### LISTED ENTRIES
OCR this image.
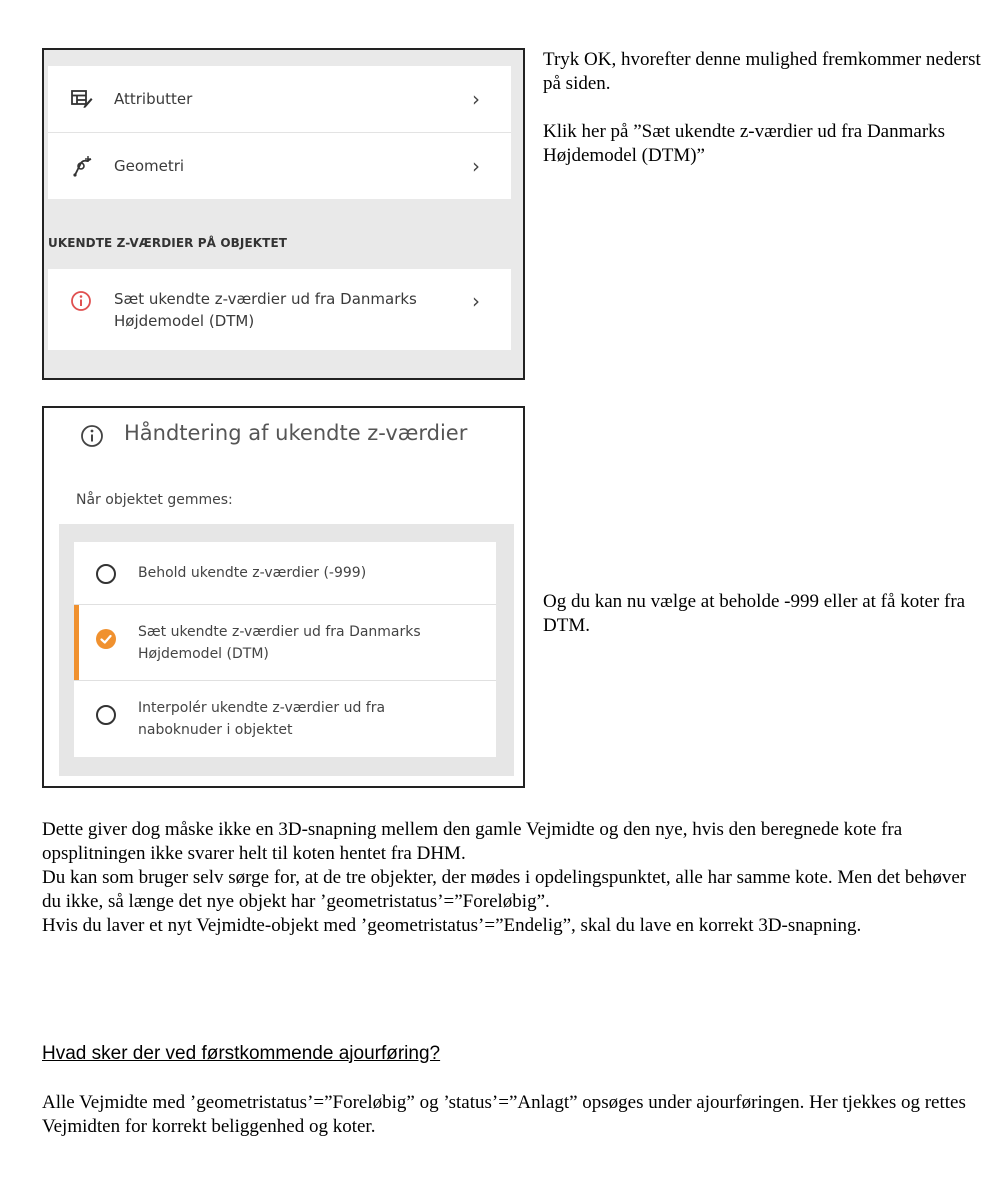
Attributter	›
Geometri	›
UKENDTE Z-VÆRDIER PÅ OBJEKTET
Sæt ukendte z-værdier ud fra Danmarks Højdemodel (DTM)
›
Håndtering af ukendte z-værdier
Når objektet gemmes:
Behold ukendte z-værdier (-999)
Sæt ukendte z-værdier ud fra Danmarks Højdemodel (DTM)
Interpolér ukendte z-værdier ud fra naboknuder i objektet

Tryk OK, hvorefter denne mulighed fremkommer nederst på siden.

Klik her på ”Sæt ukendte z-værdier ud fra Danmarks Højdemodel (DTM)”

Og du kan nu vælge at beholde -999 eller at få koter fra DTM.

Dette giver dog måske ikke en 3D-snapning mellem den gamle Vejmidte og den nye, hvis den beregnede kote fra opsplitningen ikke svarer helt til koten hentet fra DHM.

Du kan som bruger selv sørge for, at de tre objekter, der mødes i opdelingspunktet, alle har samme kote. Men det behøver du ikke, så længe det nye objekt har ’geometristatus’=”Foreløbig”.

Hvis du laver et nyt Vejmidte-objekt med ’geometristatus’=”Endelig”, skal du lave en korrekt 3D-snapning.

Hvad sker der ved førstkommende ajourføring?

Alle Vejmidte med ’geometristatus’=”Foreløbig” og ’status’=”Anlagt” opsøges under ajourføringen. Her tjekkes og rettes Vejmidten for korrekt beliggenhed og koter.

### STATED PROBLEM
Report each line of the material above where the word "Foreløbig" appears.

### RESPONSE TO THIS TASK
Du kan som bruger selv sørge for, at de tre objekter, der mødes i opdelingspunktet, alle har samme kote. Men det behøver du ikke, så længe det nye objekt har ’geometristatus’=”Foreløbig”.
Alle Vejmidte med ’geometristatus’=”Foreløbig” og ’status’=”Anlagt” opsøges under ajourføringen. Her tjekkes og rettes Vejmidten for korrekt beliggenhed og koter.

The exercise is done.